• GIVEN REQUEST
Locate every line in the data below that contains the word "restricted" and copy each one in full.

• SUPPLIED MATERIAL
# # #

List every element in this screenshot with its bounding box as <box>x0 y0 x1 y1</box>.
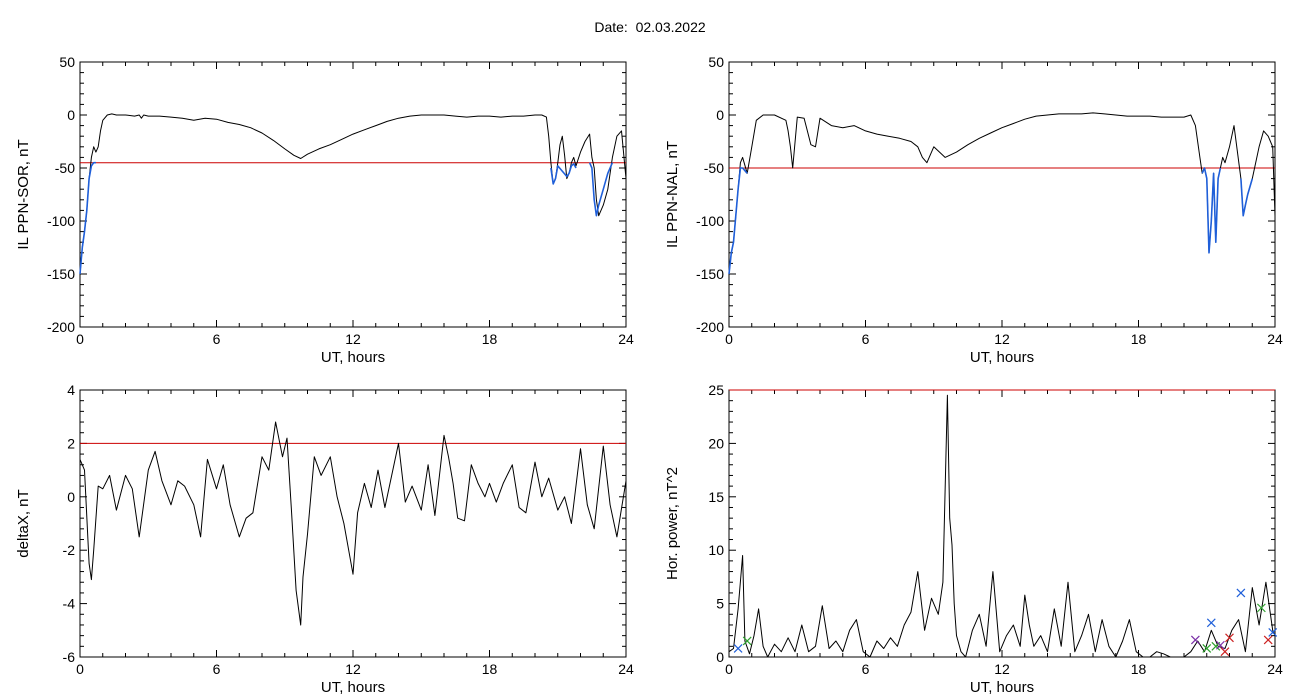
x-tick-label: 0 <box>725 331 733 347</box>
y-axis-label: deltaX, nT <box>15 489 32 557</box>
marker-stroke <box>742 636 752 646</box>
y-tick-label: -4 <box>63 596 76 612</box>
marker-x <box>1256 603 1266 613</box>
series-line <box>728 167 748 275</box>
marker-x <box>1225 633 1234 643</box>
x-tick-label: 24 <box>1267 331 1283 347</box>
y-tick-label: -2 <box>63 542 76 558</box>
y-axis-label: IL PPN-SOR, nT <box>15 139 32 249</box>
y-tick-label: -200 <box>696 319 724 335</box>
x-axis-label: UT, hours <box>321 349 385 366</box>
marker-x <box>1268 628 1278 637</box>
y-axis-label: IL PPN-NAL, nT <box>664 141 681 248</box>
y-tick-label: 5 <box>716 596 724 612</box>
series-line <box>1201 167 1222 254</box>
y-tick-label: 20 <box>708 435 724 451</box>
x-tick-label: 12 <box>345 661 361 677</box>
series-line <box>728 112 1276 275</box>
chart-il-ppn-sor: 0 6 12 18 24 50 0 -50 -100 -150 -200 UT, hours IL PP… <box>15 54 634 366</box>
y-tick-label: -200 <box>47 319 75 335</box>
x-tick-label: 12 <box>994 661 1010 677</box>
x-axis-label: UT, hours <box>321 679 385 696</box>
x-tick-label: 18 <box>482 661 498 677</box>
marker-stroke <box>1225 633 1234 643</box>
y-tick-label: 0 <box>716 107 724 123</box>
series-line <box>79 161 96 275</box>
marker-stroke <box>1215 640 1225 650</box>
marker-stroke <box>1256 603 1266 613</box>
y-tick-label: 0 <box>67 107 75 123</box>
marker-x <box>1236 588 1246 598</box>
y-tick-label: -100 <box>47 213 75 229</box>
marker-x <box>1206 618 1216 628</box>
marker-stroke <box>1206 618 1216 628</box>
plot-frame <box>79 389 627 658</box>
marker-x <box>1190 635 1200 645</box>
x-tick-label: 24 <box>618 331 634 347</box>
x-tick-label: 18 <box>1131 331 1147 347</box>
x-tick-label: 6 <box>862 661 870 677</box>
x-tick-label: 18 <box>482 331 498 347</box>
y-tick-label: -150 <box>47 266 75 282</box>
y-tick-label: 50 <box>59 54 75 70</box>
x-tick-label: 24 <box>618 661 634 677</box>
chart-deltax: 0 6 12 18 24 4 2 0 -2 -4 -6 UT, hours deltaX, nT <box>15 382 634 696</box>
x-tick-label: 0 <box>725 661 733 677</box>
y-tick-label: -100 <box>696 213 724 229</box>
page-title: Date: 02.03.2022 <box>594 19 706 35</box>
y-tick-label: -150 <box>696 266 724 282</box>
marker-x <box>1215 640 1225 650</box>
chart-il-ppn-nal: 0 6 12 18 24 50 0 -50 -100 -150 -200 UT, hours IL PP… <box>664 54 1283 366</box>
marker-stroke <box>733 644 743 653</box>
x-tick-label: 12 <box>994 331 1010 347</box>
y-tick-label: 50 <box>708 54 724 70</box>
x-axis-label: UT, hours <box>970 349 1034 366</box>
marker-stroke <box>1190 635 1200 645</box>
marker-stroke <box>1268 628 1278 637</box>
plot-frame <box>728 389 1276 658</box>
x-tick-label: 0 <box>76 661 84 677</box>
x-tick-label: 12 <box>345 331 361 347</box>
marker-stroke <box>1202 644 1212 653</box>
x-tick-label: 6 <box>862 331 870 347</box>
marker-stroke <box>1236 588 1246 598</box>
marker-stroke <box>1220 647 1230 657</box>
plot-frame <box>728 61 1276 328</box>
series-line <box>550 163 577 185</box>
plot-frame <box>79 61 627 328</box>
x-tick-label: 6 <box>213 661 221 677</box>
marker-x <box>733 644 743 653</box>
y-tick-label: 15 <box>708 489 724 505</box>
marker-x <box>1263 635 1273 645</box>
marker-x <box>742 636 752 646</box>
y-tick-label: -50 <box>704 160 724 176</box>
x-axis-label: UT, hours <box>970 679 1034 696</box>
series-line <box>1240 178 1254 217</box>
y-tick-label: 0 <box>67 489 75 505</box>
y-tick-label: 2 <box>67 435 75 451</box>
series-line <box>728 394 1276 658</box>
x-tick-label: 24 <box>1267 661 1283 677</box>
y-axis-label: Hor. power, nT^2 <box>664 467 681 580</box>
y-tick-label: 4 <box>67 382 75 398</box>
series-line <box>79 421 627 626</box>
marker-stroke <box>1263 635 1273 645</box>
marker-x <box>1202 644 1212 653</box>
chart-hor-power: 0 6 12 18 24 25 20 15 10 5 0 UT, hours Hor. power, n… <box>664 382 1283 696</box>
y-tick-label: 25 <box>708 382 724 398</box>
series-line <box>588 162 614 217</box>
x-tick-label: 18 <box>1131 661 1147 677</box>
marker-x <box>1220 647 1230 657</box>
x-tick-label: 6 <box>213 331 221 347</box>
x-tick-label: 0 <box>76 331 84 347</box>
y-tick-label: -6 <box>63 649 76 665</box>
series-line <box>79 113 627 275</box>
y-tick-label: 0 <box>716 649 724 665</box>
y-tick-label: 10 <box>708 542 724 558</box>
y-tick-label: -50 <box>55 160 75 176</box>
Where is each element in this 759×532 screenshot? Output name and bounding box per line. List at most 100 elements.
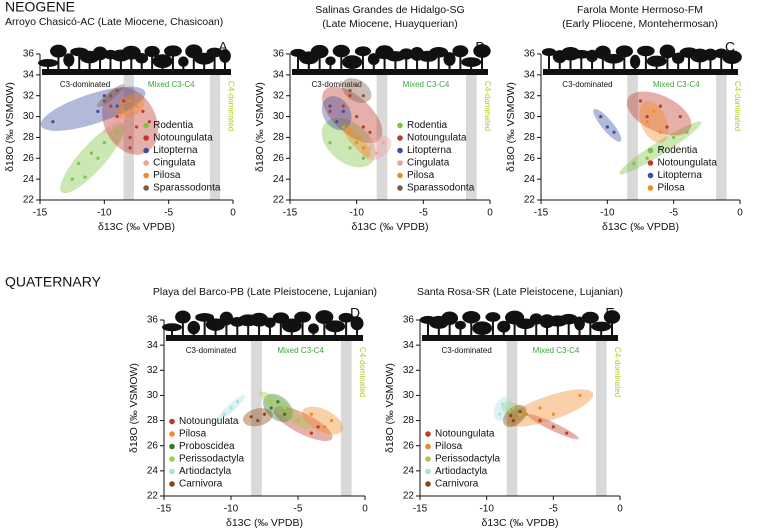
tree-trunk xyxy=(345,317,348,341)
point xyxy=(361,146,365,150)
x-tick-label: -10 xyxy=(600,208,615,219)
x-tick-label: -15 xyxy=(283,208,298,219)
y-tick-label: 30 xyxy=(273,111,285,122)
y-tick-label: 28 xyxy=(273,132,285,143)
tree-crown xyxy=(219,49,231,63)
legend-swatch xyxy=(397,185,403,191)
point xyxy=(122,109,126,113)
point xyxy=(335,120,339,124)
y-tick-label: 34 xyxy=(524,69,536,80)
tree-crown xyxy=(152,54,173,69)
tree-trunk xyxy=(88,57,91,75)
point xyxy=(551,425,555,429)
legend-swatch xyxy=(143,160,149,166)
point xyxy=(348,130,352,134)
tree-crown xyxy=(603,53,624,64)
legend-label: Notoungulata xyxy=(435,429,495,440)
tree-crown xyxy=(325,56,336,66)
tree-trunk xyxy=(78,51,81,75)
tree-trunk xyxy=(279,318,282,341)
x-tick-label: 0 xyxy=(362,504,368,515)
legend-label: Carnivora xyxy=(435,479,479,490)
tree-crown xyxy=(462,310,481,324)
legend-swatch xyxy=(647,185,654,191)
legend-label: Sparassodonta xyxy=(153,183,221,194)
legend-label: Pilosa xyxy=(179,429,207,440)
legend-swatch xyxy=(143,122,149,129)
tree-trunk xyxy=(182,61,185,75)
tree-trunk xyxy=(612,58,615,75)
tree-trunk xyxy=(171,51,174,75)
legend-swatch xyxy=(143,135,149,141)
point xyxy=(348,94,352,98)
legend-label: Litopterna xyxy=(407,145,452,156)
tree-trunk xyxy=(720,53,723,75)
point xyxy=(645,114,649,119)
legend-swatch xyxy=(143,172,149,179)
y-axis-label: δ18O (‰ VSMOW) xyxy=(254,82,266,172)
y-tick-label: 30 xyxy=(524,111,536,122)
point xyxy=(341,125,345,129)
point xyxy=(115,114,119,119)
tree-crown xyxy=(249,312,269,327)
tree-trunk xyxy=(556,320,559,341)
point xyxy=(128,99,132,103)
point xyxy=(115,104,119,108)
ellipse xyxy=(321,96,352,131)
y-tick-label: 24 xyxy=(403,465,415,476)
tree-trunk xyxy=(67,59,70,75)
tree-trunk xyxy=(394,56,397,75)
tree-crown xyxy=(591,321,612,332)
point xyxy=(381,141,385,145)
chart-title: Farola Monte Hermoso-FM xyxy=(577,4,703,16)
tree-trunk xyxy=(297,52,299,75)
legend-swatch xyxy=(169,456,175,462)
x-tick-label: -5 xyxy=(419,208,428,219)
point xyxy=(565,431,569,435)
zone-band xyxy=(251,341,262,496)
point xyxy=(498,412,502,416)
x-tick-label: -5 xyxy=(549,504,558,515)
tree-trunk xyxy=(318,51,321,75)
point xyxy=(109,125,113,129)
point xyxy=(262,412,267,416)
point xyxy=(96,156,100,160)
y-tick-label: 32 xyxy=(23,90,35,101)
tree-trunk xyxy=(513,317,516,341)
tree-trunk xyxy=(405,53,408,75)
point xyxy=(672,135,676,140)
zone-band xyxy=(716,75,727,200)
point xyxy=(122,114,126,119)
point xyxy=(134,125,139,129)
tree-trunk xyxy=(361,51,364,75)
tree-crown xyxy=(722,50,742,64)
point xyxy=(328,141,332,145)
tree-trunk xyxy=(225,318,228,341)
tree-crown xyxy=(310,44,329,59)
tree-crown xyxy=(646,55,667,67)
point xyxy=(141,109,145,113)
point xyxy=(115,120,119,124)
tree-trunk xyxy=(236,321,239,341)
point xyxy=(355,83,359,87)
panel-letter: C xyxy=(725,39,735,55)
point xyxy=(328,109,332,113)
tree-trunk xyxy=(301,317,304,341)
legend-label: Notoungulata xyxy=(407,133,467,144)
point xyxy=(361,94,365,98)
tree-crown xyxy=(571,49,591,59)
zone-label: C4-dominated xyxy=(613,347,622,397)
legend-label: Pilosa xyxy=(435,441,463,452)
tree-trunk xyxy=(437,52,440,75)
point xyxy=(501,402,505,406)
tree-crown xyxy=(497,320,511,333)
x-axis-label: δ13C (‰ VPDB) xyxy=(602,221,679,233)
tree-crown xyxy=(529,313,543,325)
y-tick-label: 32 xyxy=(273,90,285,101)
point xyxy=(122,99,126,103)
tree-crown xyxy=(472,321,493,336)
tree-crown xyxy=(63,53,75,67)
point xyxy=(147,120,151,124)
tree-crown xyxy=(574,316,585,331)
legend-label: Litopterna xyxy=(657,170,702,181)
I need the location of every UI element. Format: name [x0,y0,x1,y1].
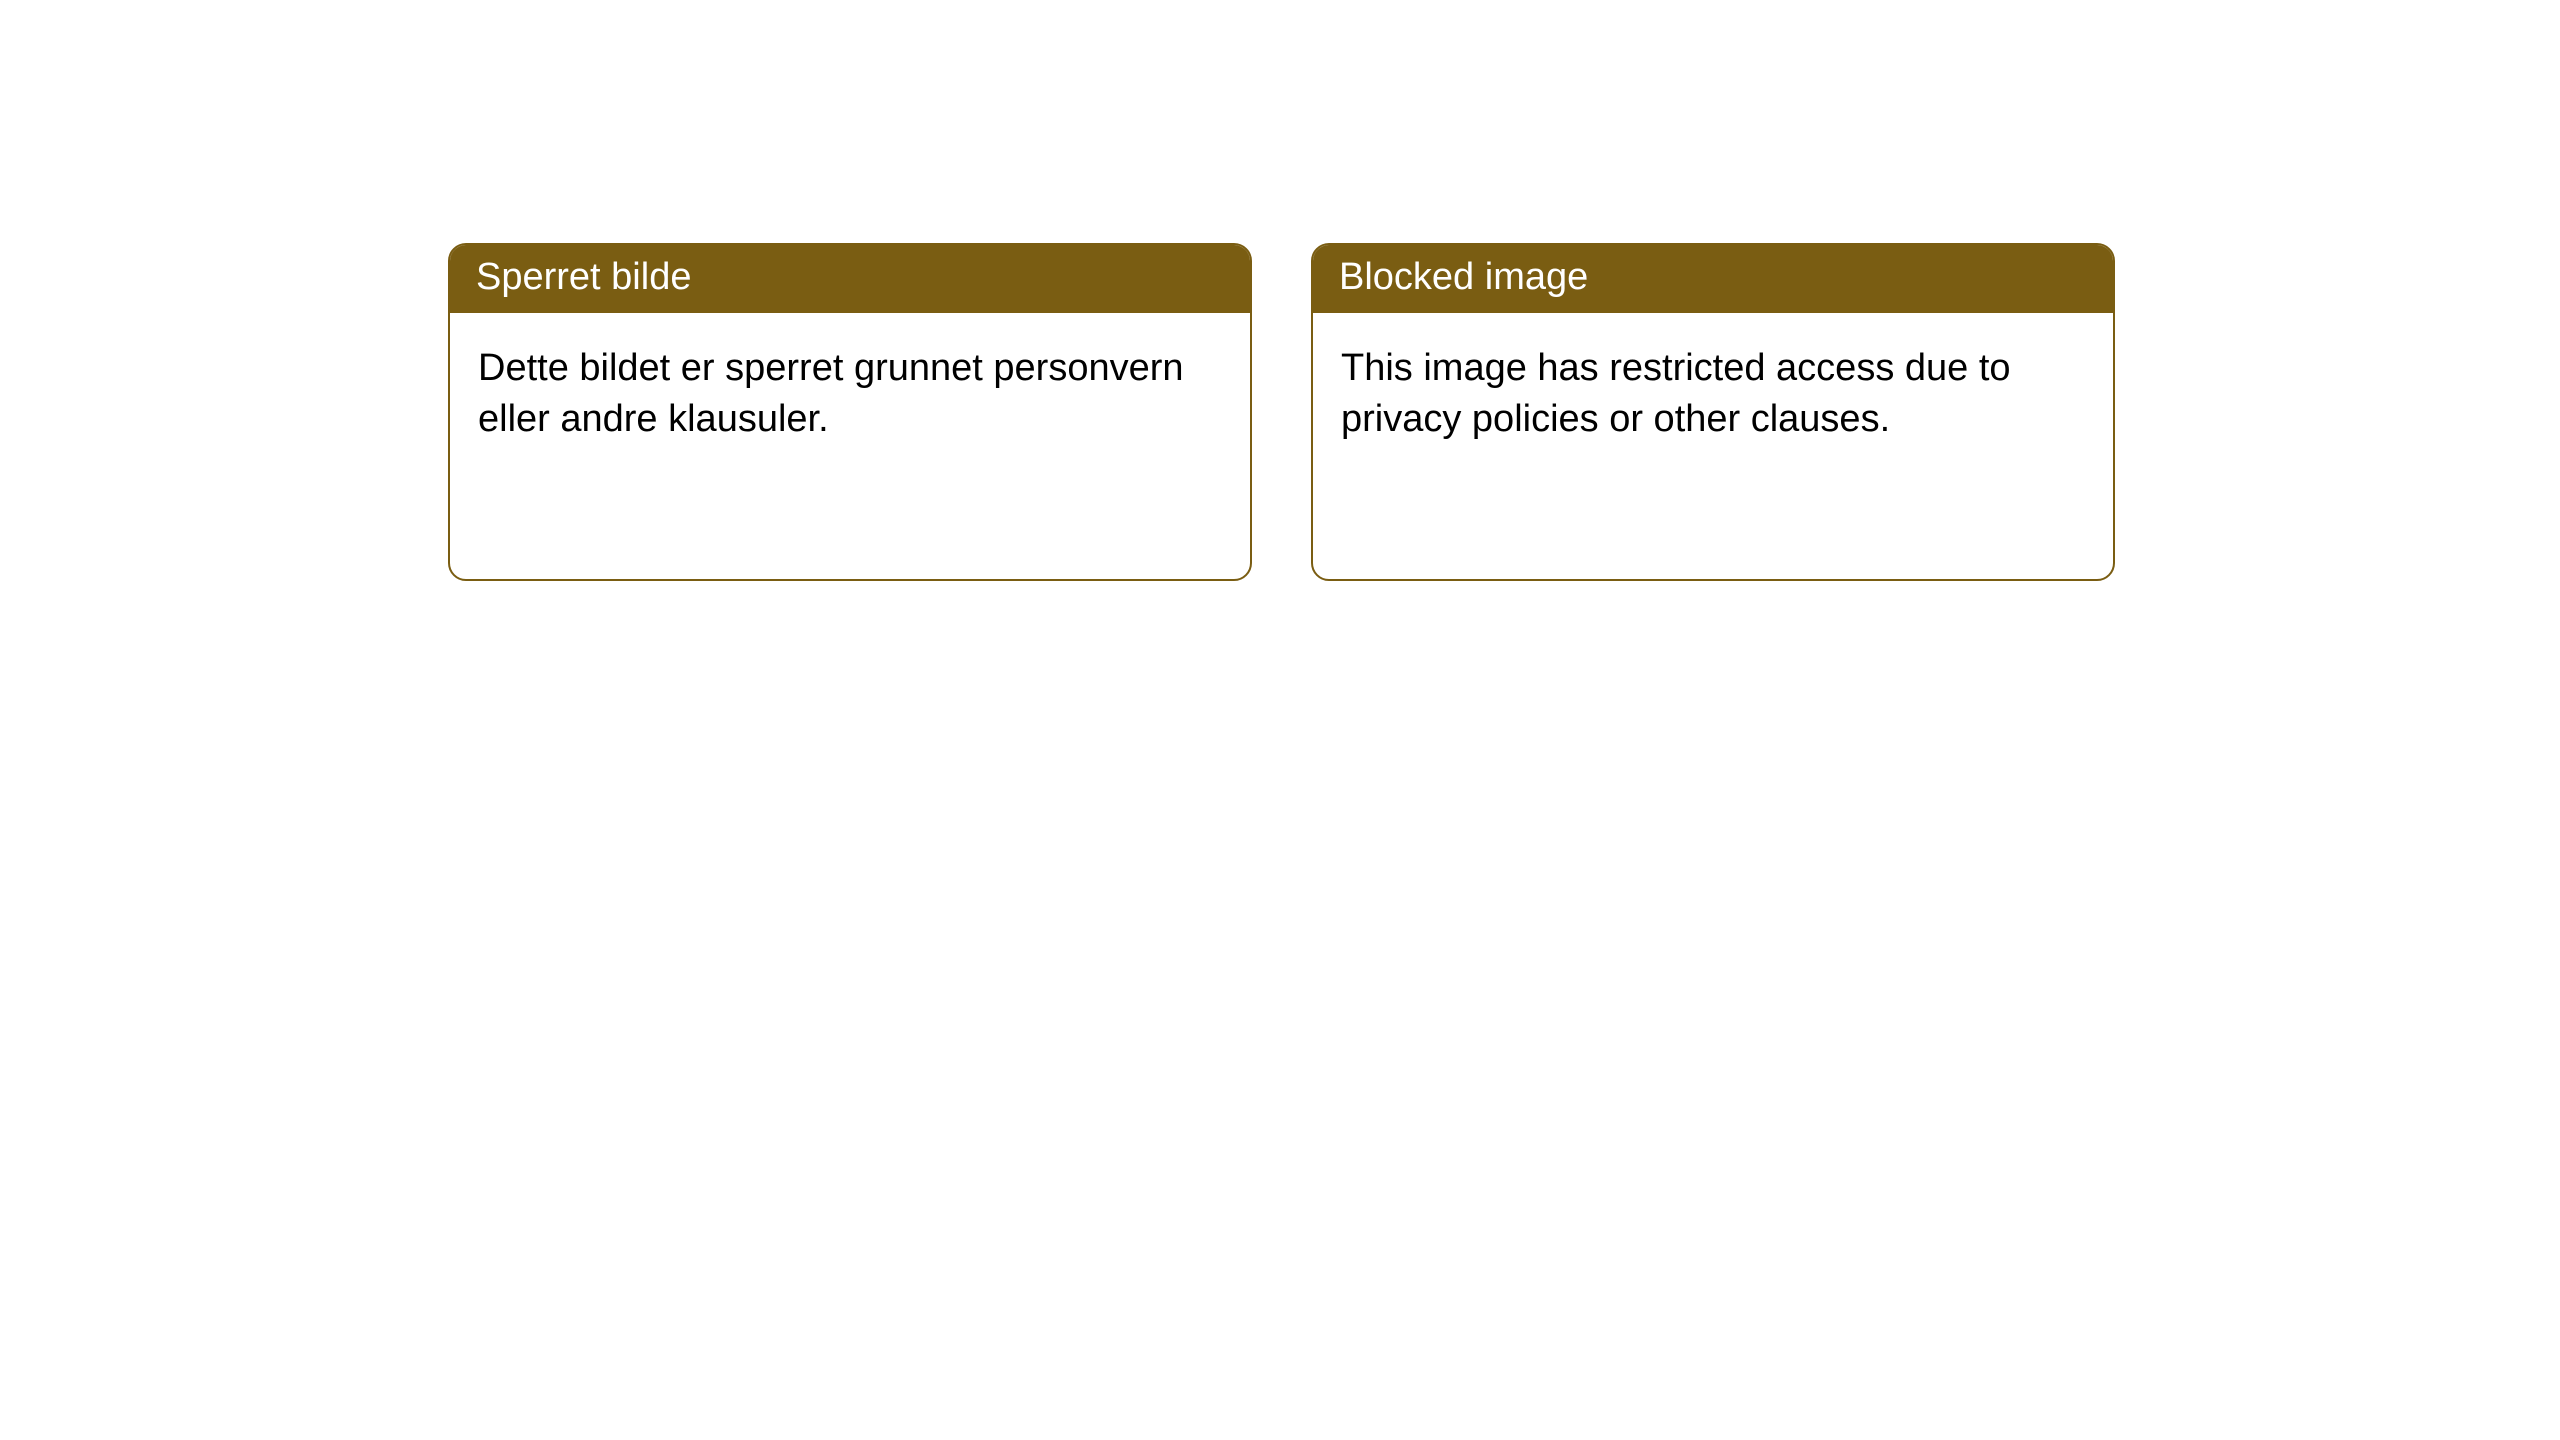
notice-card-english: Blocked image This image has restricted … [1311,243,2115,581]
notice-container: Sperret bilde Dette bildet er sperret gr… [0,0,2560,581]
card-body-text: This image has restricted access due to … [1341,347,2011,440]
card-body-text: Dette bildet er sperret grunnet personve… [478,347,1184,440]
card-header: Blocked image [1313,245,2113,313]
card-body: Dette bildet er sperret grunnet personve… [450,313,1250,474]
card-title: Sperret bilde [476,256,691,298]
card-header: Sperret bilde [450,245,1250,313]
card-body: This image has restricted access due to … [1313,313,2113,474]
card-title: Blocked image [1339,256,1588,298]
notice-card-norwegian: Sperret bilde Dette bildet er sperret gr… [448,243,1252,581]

# # #

• COMPLETE RESPONSE
notice-card-english: Blocked image This image has restricted … [1311,243,2115,581]
card-body-text: This image has restricted access due to … [1341,347,2011,440]
card-body: This image has restricted access due to … [1313,313,2113,474]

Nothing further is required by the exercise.